Pick out all lines in the listing holding the string "time" and copy them.

** start **

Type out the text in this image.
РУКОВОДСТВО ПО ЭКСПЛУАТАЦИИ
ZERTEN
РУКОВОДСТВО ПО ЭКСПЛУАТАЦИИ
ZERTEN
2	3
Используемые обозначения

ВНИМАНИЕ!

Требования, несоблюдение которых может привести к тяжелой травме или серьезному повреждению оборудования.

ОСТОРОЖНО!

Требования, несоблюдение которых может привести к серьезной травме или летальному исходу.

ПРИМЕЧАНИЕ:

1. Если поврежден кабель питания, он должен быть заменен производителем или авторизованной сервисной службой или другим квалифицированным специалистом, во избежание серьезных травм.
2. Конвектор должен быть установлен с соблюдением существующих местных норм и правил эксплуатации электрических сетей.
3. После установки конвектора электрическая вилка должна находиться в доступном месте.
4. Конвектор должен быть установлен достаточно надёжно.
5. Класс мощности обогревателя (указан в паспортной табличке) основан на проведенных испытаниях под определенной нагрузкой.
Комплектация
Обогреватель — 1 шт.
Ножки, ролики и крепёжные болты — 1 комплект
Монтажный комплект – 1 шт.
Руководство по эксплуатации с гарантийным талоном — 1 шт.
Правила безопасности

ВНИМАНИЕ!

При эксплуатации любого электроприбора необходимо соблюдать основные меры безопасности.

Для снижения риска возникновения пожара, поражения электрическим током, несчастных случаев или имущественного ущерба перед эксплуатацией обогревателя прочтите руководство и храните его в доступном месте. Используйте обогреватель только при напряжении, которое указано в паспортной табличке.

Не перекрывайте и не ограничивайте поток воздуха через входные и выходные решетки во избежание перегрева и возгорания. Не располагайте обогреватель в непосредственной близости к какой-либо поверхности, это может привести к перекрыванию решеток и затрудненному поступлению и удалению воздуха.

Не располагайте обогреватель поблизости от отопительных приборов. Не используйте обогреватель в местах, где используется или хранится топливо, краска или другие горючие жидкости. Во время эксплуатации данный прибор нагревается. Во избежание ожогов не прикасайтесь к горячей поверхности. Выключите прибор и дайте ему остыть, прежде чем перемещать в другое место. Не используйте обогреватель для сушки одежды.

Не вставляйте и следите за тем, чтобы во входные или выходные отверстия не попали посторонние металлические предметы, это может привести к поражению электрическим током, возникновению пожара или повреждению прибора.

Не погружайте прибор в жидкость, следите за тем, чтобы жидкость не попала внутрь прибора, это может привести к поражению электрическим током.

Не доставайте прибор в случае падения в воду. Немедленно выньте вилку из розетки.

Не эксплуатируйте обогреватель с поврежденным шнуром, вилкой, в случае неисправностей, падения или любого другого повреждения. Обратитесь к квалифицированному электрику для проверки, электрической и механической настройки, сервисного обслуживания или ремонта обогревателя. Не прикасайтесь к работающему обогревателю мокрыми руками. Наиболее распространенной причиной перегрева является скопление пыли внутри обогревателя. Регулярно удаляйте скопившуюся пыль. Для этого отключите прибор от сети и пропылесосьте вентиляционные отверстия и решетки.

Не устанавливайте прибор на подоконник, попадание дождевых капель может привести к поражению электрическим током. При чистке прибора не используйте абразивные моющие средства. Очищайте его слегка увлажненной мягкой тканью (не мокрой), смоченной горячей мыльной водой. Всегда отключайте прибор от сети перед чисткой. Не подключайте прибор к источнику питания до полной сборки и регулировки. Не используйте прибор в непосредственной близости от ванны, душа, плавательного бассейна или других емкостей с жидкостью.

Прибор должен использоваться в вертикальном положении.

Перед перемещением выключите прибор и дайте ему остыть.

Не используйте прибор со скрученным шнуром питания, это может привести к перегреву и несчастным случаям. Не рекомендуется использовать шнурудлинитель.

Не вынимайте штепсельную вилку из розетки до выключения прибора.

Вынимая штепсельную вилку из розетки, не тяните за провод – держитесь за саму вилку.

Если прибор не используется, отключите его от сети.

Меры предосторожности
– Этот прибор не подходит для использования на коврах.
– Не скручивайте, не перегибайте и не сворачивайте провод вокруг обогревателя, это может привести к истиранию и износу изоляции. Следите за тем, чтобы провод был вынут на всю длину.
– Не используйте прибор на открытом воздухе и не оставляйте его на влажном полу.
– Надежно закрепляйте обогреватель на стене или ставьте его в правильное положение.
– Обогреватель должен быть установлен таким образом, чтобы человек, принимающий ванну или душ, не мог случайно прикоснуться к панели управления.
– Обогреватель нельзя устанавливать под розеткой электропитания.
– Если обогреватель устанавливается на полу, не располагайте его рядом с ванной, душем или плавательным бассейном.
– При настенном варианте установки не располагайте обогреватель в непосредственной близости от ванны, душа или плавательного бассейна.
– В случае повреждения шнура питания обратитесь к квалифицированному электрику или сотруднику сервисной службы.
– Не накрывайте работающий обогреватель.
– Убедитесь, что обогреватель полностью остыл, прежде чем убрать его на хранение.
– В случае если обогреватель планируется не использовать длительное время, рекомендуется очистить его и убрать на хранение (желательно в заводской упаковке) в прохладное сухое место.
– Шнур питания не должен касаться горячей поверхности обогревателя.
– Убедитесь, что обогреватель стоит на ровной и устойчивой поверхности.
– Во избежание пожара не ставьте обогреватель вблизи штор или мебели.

** end **
** start **

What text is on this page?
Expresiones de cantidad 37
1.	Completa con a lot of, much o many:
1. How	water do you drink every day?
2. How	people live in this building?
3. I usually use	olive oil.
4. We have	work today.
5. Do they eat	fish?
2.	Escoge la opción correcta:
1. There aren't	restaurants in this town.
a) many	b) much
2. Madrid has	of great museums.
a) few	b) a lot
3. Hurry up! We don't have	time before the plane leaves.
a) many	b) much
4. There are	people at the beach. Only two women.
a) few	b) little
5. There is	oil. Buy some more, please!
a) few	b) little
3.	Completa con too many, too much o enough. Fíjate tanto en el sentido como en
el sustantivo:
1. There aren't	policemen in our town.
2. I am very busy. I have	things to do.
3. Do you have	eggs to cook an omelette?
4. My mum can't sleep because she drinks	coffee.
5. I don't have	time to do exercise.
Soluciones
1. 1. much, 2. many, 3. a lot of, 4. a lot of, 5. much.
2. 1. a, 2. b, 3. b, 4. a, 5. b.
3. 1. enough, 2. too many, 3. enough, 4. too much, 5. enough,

** end **

→ **Answer to this exercise**:
3. Hurry up! We don't have	time before the plane leaves.
5. I don't have	time to do exercise.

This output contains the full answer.